# Start of Material for this exercise
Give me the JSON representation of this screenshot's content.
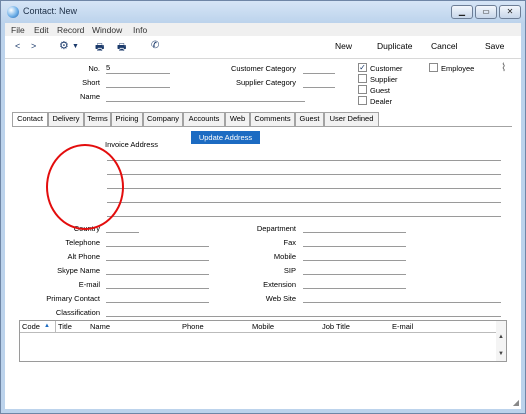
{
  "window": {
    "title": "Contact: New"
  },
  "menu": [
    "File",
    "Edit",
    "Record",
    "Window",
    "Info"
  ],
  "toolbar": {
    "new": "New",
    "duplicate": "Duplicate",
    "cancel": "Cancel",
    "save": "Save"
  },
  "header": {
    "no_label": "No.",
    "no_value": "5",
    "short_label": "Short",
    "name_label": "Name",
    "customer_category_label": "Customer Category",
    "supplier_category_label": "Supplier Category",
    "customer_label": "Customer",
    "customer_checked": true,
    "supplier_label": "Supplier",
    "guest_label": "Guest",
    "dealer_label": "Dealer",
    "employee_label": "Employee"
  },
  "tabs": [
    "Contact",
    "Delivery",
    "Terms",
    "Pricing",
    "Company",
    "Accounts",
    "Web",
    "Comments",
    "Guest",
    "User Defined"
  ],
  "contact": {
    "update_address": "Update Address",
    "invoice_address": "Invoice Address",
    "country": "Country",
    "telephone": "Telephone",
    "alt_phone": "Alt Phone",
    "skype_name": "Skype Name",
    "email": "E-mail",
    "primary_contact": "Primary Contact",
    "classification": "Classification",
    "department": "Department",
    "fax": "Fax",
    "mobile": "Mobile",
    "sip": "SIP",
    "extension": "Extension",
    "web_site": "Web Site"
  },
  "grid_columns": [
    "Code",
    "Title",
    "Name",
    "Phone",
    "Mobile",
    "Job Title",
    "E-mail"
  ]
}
# End of Material for this exercise
# Start of Material for this exercise
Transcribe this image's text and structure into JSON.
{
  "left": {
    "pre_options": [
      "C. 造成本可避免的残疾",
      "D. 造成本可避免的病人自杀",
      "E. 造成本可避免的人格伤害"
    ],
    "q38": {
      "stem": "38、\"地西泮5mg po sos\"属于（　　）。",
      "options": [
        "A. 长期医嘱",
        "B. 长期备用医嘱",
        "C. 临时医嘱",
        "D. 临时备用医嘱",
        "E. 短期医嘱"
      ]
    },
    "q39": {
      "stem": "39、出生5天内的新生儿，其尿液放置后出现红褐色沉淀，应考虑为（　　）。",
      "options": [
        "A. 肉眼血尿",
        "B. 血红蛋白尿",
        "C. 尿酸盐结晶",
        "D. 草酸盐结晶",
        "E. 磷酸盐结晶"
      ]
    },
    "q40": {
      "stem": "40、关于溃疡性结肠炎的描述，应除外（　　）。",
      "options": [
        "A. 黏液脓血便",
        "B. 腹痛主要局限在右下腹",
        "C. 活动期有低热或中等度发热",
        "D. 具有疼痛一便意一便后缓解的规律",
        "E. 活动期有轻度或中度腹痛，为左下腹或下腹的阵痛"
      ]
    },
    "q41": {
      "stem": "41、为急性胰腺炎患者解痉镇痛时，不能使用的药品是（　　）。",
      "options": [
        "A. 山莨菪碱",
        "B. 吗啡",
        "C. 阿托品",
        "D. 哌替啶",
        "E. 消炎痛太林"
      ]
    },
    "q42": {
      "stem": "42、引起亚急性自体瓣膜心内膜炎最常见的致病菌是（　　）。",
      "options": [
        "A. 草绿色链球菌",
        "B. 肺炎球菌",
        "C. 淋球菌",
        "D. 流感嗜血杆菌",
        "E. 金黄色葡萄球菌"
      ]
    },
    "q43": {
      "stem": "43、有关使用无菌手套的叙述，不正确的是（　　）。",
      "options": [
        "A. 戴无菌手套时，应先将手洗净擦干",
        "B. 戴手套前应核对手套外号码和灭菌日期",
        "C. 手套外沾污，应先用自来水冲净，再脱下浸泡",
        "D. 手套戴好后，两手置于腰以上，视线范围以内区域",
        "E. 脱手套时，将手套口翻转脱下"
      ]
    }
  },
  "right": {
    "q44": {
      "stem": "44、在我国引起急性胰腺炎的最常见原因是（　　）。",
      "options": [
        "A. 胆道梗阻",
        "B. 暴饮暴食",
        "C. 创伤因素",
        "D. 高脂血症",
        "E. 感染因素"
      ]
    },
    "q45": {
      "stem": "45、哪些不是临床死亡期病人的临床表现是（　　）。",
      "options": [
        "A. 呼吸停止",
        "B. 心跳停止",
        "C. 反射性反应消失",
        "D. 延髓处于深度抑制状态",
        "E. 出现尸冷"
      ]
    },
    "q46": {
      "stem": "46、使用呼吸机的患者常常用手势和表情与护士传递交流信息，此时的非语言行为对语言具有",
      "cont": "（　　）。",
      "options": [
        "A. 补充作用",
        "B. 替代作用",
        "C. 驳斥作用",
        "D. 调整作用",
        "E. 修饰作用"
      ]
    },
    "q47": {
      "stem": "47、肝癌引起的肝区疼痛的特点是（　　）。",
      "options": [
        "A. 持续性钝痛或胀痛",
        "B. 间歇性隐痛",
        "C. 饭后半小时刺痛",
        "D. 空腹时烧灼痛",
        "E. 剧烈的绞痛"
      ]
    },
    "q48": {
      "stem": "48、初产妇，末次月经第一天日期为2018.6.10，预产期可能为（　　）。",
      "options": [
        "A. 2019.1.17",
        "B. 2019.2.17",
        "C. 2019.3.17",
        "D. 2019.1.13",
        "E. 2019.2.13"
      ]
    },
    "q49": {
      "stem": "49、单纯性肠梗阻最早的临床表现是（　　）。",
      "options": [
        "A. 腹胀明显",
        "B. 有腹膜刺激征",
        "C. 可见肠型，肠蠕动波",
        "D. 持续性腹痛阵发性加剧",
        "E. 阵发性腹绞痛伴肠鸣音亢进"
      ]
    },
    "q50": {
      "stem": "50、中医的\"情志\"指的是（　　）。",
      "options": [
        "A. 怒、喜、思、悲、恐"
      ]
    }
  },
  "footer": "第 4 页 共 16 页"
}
# End of Material for this exercise
Task brief ->
Search the records above for "Address". Copy each line where it is found.

In response ->
    "update_address": "Update Address",
    "invoice_address": "Invoice Address",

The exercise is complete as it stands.